[Job] The line containing "Convert this chart" marks the start; return it and every line after it in the listing below, exactly, through the last.
>>>
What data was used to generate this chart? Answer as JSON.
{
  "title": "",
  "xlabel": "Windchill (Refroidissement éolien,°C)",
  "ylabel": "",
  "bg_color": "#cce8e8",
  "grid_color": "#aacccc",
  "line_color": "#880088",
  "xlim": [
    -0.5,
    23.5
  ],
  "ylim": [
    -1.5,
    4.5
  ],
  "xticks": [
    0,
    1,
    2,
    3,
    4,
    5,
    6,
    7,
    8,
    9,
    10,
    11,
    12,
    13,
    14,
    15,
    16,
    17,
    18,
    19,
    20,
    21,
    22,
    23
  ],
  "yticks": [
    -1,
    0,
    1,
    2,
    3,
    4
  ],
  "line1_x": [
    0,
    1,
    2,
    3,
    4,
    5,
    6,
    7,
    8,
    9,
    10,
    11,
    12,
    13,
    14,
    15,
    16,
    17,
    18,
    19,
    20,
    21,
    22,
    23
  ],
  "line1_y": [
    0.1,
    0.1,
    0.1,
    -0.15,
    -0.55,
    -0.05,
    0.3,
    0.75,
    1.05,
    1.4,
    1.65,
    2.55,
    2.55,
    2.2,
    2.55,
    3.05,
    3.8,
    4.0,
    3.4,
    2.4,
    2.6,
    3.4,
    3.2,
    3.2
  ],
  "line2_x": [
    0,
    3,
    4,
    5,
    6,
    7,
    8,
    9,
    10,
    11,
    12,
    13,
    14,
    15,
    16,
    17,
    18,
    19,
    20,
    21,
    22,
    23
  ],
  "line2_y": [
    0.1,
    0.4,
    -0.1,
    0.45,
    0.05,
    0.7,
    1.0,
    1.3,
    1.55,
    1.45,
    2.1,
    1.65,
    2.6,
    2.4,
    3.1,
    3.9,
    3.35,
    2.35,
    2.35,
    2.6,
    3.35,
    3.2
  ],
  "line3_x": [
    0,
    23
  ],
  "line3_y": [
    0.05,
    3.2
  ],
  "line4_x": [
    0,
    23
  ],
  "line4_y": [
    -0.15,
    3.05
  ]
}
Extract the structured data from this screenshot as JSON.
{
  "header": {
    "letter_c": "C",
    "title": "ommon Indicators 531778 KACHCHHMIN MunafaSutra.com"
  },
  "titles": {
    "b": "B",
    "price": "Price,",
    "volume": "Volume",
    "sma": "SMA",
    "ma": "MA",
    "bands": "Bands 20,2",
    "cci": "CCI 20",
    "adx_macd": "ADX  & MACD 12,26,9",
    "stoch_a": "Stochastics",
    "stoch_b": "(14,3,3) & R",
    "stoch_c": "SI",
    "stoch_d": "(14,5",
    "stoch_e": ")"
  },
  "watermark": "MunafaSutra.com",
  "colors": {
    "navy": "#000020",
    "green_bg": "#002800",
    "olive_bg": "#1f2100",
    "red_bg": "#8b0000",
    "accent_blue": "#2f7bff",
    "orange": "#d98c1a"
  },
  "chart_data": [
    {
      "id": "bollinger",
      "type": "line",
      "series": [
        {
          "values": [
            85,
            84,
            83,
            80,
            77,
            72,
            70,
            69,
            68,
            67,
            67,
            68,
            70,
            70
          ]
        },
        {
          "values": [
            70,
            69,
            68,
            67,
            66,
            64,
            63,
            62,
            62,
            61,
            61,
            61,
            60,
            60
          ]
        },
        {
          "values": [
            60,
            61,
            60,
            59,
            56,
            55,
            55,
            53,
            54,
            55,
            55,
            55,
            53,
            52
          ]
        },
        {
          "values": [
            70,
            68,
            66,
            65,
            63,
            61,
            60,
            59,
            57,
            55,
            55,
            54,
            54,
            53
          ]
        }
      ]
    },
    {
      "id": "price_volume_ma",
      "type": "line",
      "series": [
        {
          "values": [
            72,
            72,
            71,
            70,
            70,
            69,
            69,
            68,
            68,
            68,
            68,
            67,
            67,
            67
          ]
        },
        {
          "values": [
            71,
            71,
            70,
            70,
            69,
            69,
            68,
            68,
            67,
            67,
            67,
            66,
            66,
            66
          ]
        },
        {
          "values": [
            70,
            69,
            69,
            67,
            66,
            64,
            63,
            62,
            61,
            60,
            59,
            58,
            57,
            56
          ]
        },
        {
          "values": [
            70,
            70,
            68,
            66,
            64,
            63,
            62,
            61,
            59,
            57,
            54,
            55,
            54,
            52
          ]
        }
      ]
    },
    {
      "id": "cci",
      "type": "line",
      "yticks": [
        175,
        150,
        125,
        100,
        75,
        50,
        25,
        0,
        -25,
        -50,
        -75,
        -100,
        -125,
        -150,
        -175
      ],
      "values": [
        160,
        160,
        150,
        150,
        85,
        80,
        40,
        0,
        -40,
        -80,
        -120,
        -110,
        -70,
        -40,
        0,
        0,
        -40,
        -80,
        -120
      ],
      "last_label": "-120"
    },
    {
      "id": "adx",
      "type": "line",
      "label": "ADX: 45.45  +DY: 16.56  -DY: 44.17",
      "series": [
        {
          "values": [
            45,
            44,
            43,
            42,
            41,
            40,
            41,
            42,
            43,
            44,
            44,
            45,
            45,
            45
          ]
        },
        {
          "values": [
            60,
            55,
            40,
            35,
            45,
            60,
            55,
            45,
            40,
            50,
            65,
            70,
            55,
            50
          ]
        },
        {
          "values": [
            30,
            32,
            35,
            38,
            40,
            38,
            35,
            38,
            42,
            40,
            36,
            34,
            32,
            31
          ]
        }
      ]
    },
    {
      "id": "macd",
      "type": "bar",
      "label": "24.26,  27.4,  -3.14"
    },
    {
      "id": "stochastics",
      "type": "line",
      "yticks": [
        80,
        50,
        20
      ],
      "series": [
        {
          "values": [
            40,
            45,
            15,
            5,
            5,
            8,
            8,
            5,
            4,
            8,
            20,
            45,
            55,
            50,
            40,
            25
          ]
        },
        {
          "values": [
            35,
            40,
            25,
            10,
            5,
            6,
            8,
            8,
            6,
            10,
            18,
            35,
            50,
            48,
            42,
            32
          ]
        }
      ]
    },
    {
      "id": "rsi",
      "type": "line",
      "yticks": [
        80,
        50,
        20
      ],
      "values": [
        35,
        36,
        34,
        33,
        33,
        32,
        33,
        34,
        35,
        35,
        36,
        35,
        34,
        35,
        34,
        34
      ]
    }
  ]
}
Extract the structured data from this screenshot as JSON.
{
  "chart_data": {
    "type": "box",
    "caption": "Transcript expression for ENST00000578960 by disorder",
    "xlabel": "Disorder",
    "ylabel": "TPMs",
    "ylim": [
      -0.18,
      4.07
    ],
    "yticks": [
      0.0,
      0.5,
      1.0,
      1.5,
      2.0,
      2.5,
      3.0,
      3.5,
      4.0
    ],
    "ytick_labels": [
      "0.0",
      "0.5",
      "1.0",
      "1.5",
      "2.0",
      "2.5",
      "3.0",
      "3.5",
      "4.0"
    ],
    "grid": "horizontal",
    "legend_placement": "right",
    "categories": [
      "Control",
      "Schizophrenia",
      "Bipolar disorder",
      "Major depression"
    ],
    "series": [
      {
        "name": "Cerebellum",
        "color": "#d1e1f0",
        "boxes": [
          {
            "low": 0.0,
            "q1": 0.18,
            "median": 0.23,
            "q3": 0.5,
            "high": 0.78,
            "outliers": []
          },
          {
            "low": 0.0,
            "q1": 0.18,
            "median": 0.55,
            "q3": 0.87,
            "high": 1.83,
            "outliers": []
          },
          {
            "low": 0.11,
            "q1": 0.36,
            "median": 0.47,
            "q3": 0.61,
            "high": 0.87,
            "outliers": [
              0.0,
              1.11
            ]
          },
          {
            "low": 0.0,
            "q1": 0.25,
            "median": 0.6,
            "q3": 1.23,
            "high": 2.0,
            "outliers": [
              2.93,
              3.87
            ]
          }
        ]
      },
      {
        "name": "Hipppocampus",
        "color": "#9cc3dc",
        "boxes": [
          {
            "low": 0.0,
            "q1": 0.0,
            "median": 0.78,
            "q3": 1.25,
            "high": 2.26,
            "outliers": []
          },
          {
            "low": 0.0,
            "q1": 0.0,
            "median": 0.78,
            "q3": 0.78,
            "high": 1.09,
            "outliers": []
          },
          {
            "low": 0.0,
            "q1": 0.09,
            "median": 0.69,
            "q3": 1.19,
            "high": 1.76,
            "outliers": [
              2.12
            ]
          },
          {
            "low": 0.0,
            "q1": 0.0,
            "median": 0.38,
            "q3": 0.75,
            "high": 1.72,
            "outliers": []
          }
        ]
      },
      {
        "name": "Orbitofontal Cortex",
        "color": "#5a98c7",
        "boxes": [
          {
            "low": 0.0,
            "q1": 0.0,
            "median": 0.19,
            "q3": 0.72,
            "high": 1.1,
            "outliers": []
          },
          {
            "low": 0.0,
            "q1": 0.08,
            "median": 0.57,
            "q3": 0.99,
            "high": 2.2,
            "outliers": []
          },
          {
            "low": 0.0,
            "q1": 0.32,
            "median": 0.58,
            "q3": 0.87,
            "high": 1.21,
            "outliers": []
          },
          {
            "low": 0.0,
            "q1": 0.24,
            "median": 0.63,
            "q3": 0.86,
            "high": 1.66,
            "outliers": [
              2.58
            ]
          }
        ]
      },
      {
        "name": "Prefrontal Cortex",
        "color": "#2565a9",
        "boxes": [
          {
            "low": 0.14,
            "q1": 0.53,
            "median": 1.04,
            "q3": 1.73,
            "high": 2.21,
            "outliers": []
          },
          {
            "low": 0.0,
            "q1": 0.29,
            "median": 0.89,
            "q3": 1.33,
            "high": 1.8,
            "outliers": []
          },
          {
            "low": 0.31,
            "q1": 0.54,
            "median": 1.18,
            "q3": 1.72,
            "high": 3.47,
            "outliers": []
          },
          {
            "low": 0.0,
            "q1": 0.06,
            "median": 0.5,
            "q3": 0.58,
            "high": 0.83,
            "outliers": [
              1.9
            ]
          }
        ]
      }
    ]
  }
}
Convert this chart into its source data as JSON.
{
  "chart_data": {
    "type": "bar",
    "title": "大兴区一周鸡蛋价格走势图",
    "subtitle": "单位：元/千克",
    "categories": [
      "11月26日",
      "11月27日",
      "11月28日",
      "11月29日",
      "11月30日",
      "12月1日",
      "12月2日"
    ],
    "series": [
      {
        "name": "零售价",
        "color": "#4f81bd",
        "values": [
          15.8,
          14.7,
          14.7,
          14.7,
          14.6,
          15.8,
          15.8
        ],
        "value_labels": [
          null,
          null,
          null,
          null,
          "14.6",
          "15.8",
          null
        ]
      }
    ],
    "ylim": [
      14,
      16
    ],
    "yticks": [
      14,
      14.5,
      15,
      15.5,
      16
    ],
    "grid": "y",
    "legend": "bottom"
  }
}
<<<
[Task output]
Convert this chart into its source data as JSON.
{
  "chart_data": {
    "type": "bar",
    "title": "大兴区一周鸡蛋价格走势图",
    "subtitle": "单位：元/千克",
    "categories": [
      "11月26日",
      "11月27日",
      "11月28日",
      "11月29日",
      "11月30日",
      "12月1日",
      "12月2日"
    ],
    "series": [
      {
        "name": "零售价",
        "color": "#4f81bd",
        "values": [
          15.8,
          14.7,
          14.7,
          14.7,
          14.6,
          15.8,
          15.8
        ],
        "value_labels": [
          null,
          null,
          null,
          null,
          "14.6",
          "15.8",
          null
        ]
      }
    ],
    "ylim": [
      14,
      16
    ],
    "yticks": [
      14,
      14.5,
      15,
      15.5,
      16
    ],
    "grid": "y",
    "legend": "bottom"
  }
}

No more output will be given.